Written request
Write the records out again, precisely as they stand.

-- Start --

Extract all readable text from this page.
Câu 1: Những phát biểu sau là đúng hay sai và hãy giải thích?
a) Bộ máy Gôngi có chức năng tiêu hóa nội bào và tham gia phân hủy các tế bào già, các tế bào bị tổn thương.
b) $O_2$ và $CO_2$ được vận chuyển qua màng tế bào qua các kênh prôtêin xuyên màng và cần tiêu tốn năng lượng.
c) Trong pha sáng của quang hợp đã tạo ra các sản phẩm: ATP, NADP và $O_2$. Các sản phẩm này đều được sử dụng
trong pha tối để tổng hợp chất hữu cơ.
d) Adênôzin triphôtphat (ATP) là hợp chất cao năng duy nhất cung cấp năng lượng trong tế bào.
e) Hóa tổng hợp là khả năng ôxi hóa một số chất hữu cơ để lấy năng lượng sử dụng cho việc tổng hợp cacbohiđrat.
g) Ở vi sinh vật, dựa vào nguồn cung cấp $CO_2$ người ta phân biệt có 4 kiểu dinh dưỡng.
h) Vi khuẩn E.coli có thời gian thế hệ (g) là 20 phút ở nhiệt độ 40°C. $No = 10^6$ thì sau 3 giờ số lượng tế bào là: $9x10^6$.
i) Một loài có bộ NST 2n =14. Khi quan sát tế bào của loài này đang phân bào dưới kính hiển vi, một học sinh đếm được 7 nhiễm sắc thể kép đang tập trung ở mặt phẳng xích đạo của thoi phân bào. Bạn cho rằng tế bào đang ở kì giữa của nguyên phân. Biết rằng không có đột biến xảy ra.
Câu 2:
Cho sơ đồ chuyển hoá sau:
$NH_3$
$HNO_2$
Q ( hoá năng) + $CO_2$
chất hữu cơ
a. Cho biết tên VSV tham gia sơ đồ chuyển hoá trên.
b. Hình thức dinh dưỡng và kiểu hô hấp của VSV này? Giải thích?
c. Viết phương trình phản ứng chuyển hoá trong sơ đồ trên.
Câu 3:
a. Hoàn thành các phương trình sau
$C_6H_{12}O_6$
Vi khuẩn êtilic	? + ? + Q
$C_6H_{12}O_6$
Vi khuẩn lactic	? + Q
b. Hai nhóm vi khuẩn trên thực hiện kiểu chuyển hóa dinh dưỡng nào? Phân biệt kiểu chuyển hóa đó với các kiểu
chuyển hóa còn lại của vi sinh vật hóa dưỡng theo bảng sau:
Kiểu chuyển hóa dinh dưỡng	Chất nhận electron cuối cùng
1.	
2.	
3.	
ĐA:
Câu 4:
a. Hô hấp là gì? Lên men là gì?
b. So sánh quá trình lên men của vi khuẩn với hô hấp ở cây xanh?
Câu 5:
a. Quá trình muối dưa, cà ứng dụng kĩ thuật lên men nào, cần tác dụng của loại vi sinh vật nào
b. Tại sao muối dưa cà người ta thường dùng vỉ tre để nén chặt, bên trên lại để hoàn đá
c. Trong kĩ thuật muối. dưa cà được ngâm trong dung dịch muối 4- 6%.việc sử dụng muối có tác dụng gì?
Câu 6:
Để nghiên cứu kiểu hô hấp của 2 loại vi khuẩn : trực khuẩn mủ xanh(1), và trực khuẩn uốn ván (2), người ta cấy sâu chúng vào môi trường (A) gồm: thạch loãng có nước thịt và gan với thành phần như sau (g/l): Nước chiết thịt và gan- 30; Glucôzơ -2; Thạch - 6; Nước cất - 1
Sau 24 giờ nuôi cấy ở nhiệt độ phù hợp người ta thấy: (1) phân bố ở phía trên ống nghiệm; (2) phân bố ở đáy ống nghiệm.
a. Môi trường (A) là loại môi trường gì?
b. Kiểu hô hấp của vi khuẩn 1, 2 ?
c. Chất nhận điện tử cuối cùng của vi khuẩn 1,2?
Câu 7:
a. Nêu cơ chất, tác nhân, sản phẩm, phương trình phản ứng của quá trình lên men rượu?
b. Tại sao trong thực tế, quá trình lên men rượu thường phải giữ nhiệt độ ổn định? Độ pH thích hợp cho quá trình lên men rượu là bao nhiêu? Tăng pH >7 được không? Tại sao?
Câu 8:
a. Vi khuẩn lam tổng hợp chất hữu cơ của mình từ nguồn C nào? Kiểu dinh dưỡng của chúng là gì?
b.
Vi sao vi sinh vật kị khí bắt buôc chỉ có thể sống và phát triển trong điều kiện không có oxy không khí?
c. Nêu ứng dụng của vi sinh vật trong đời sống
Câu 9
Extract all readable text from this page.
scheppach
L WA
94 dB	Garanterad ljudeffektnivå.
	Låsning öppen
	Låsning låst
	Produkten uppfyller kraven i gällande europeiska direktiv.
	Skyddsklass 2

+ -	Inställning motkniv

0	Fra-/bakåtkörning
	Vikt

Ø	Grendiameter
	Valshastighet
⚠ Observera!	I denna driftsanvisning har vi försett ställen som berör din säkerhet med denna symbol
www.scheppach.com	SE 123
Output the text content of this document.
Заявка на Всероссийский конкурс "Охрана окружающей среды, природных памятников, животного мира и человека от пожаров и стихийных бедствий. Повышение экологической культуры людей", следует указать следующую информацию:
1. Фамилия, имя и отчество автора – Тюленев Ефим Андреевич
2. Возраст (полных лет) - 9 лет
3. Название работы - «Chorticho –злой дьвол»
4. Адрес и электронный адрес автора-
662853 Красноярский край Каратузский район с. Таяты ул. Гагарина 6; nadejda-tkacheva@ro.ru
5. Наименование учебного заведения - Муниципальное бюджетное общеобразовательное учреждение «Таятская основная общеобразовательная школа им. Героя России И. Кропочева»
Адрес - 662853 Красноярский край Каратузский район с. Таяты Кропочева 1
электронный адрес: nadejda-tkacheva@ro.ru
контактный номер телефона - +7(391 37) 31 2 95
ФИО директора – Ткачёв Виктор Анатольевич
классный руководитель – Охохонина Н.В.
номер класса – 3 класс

-- End --

Exercise result
Extract all readable text from this page.
Câu 1: Những phát biểu sau là đúng hay sai và hãy giải thích?
a) Bộ máy Gôngi có chức năng tiêu hóa nội bào và tham gia phân hủy các tế bào già, các tế bào bị tổn thương.
b) $O_2$ và $CO_2$ được vận chuyển qua màng tế bào qua các kênh prôtêin xuyên màng và cần tiêu tốn năng lượng.
c) Trong pha sáng của quang hợp đã tạo ra các sản phẩm: ATP, NADP và $O_2$. Các sản phẩm này đều được sử dụng
trong pha tối để tổng hợp chất hữu cơ.
d) Adênôzin triphôtphat (ATP) là hợp chất cao năng duy nhất cung cấp năng lượng trong tế bào.
e) Hóa tổng hợp là khả năng ôxi hóa một số chất hữu cơ để lấy năng lượng sử dụng cho việc tổng hợp cacbohiđrat.
g) Ở vi sinh vật, dựa vào nguồn cung cấp $CO_2$ người ta phân biệt có 4 kiểu dinh dưỡng.
h) Vi khuẩn E.coli có thời gian thế hệ (g) là 20 phút ở nhiệt độ 40°C. $No = 10^6$ thì sau 3 giờ số lượng tế bào là: $9x10^6$.
i) Một loài có bộ NST 2n =14. Khi quan sát tế bào của loài này đang phân bào dưới kính hiển vi, một học sinh đếm được 7 nhiễm sắc thể kép đang tập trung ở mặt phẳng xích đạo của thoi phân bào. Bạn cho rằng tế bào đang ở kì giữa của nguyên phân. Biết rằng không có đột biến xảy ra.
Câu 2:
Cho sơ đồ chuyển hoá sau:
$NH_3$
$HNO_2$
Q ( hoá năng) + $CO_2$
chất hữu cơ
a. Cho biết tên VSV tham gia sơ đồ chuyển hoá trên.
b. Hình thức dinh dưỡng và kiểu hô hấp của VSV này? Giải thích?
c. Viết phương trình phản ứng chuyển hoá trong sơ đồ trên.
Câu 3:
a. Hoàn thành các phương trình sau
$C_6H_{12}O_6$
Vi khuẩn êtilic	? + ? + Q
$C_6H_{12}O_6$
Vi khuẩn lactic	? + Q
b. Hai nhóm vi khuẩn trên thực hiện kiểu chuyển hóa dinh dưỡng nào? Phân biệt kiểu chuyển hóa đó với các kiểu
chuyển hóa còn lại của vi sinh vật hóa dưỡng theo bảng sau:
Kiểu chuyển hóa dinh dưỡng	Chất nhận electron cuối cùng
1.	
2.	
3.	
ĐA:
Câu 4:
a. Hô hấp là gì? Lên men là gì?
b. So sánh quá trình lên men của vi khuẩn với hô hấp ở cây xanh?
Câu 5:
a. Quá trình muối dưa, cà ứng dụng kĩ thuật lên men nào, cần tác dụng của loại vi sinh vật nào
b. Tại sao muối dưa cà người ta thường dùng vỉ tre để nén chặt, bên trên lại để hoàn đá
c. Trong kĩ thuật muối. dưa cà được ngâm trong dung dịch muối 4- 6%.việc sử dụng muối có tác dụng gì?
Câu 6:
Để nghiên cứu kiểu hô hấp của 2 loại vi khuẩn : trực khuẩn mủ xanh(1), và trực khuẩn uốn ván (2), người ta cấy sâu chúng vào môi trường (A) gồm: thạch loãng có nước thịt và gan với thành phần như sau (g/l): Nước chiết thịt và gan- 30; Glucôzơ -2; Thạch - 6; Nước cất - 1
Sau 24 giờ nuôi cấy ở nhiệt độ phù hợp người ta thấy: (1) phân bố ở phía trên ống nghiệm; (2) phân bố ở đáy ống nghiệm.
a. Môi trường (A) là loại môi trường gì?
b. Kiểu hô hấp của vi khuẩn 1, 2 ?
c. Chất nhận điện tử cuối cùng của vi khuẩn 1,2?
Câu 7:
a. Nêu cơ chất, tác nhân, sản phẩm, phương trình phản ứng của quá trình lên men rượu?
b. Tại sao trong thực tế, quá trình lên men rượu thường phải giữ nhiệt độ ổn định? Độ pH thích hợp cho quá trình lên men rượu là bao nhiêu? Tăng pH >7 được không? Tại sao?
Câu 8:
a. Vi khuẩn lam tổng hợp chất hữu cơ của mình từ nguồn C nào? Kiểu dinh dưỡng của chúng là gì?
b.
Vi sao vi sinh vật kị khí bắt buôc chỉ có thể sống và phát triển trong điều kiện không có oxy không khí?
c. Nêu ứng dụng của vi sinh vật trong đời sống
Câu 9
Extract all readable text from this page.
scheppach
L WA
94 dB	Garanterad ljudeffektnivå.
	Låsning öppen
	Låsning låst
	Produkten uppfyller kraven i gällande europeiska direktiv.
	Skyddsklass 2

+ -	Inställning motkniv

0	Fra-/bakåtkörning
	Vikt

Ø	Grendiameter
	Valshastighet
⚠ Observera!	I denna driftsanvisning har vi försett ställen som berör din säkerhet med denna symbol
www.scheppach.com	SE 123
Output the text content of this document.
Заявка на Всероссийский конкурс "Охрана окружающей среды, природных памятников, животного мира и человека от пожаров и стихийных бедствий. Повышение экологической культуры людей", следует указать следующую информацию:
1. Фамилия, имя и отчество автора – Тюленев Ефим Андреевич
2. Возраст (полных лет) - 9 лет
3. Название работы - «Chorticho –злой дьвол»
4. Адрес и электронный адрес автора-
662853 Красноярский край Каратузский район с. Таяты ул. Гагарина 6; nadejda-tkacheva@ro.ru
5. Наименование учебного заведения - Муниципальное бюджетное общеобразовательное учреждение «Таятская основная общеобразовательная школа им. Героя России И. Кропочева»
Адрес - 662853 Красноярский край Каратузский район с. Таяты Кропочева 1
электронный адрес: nadejda-tkacheva@ro.ru
контактный номер телефона - +7(391 37) 31 2 95
ФИО директора – Ткачёв Виктор Анатольевич
классный руководитель – Охохонина Н.В.
номер класса – 3 класс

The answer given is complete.